Stated task
Repeat each entry as written, dropping any picture you find.

Provided information
----------
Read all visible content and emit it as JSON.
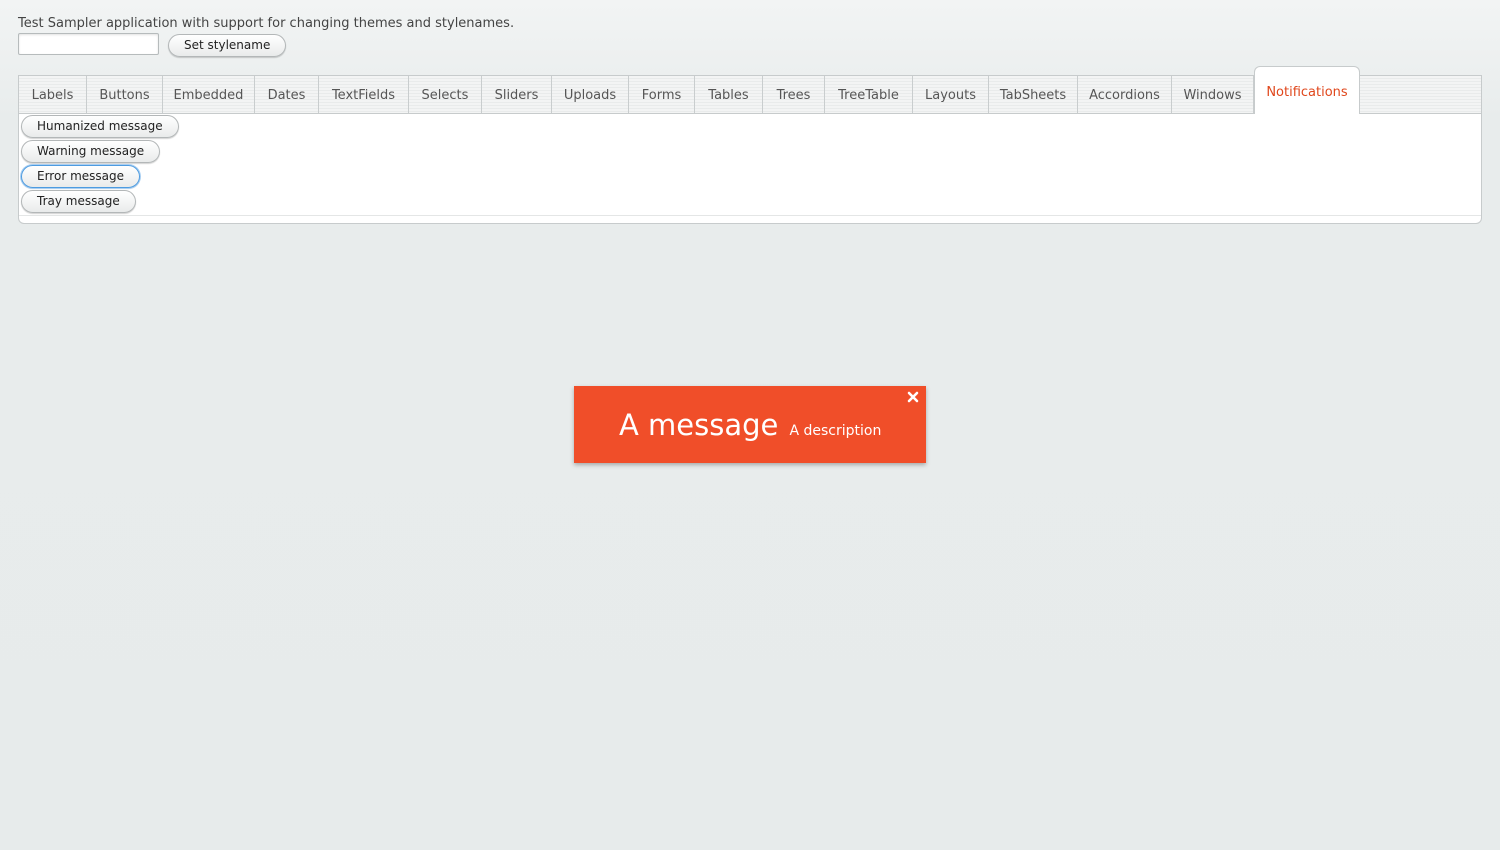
{
  "app": {
    "description": "Test Sampler application with support for changing themes and stylenames.",
    "stylename_input_value": "",
    "set_stylename_label": "Set stylename"
  },
  "tabs": [
    {
      "label": "Labels"
    },
    {
      "label": "Buttons"
    },
    {
      "label": "Embedded"
    },
    {
      "label": "Dates"
    },
    {
      "label": "TextFields"
    },
    {
      "label": "Selects"
    },
    {
      "label": "Sliders"
    },
    {
      "label": "Uploads"
    },
    {
      "label": "Forms"
    },
    {
      "label": "Tables"
    },
    {
      "label": "Trees"
    },
    {
      "label": "TreeTable"
    },
    {
      "label": "Layouts"
    },
    {
      "label": "TabSheets"
    },
    {
      "label": "Accordions"
    },
    {
      "label": "Windows"
    },
    {
      "label": "Notifications"
    }
  ],
  "selected_tab": "Notifications",
  "notification_buttons": {
    "humanized": "Humanized message",
    "warning": "Warning message",
    "error": "Error message",
    "tray": "Tray message"
  },
  "notification": {
    "caption": "A message",
    "description": "A description",
    "close_icon": "close-icon"
  },
  "colors": {
    "accent": "#e0471c",
    "notification_background": "#f04e29",
    "focus_ring": "#4d9be0"
  }
}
----------
Solution to this problem
Read all visible content and emit it as JSON.
{
  "app": {
    "description": "Test Sampler application with support for changing themes and stylenames.",
    "stylename_input_value": "",
    "set_stylename_label": "Set stylename"
  },
  "tabs": [
    {
      "label": "Labels"
    },
    {
      "label": "Buttons"
    },
    {
      "label": "Embedded"
    },
    {
      "label": "Dates"
    },
    {
      "label": "TextFields"
    },
    {
      "label": "Selects"
    },
    {
      "label": "Sliders"
    },
    {
      "label": "Uploads"
    },
    {
      "label": "Forms"
    },
    {
      "label": "Tables"
    },
    {
      "label": "Trees"
    },
    {
      "label": "TreeTable"
    },
    {
      "label": "Layouts"
    },
    {
      "label": "TabSheets"
    },
    {
      "label": "Accordions"
    },
    {
      "label": "Windows"
    },
    {
      "label": "Notifications"
    }
  ],
  "selected_tab": "Notifications",
  "notification_buttons": {
    "humanized": "Humanized message",
    "warning": "Warning message",
    "error": "Error message",
    "tray": "Tray message"
  },
  "notification": {
    "caption": "A message",
    "description": "A description",
    "close_icon": "close-icon"
  },
  "colors": {
    "accent": "#e0471c",
    "notification_background": "#f04e29",
    "focus_ring": "#4d9be0"
  }
}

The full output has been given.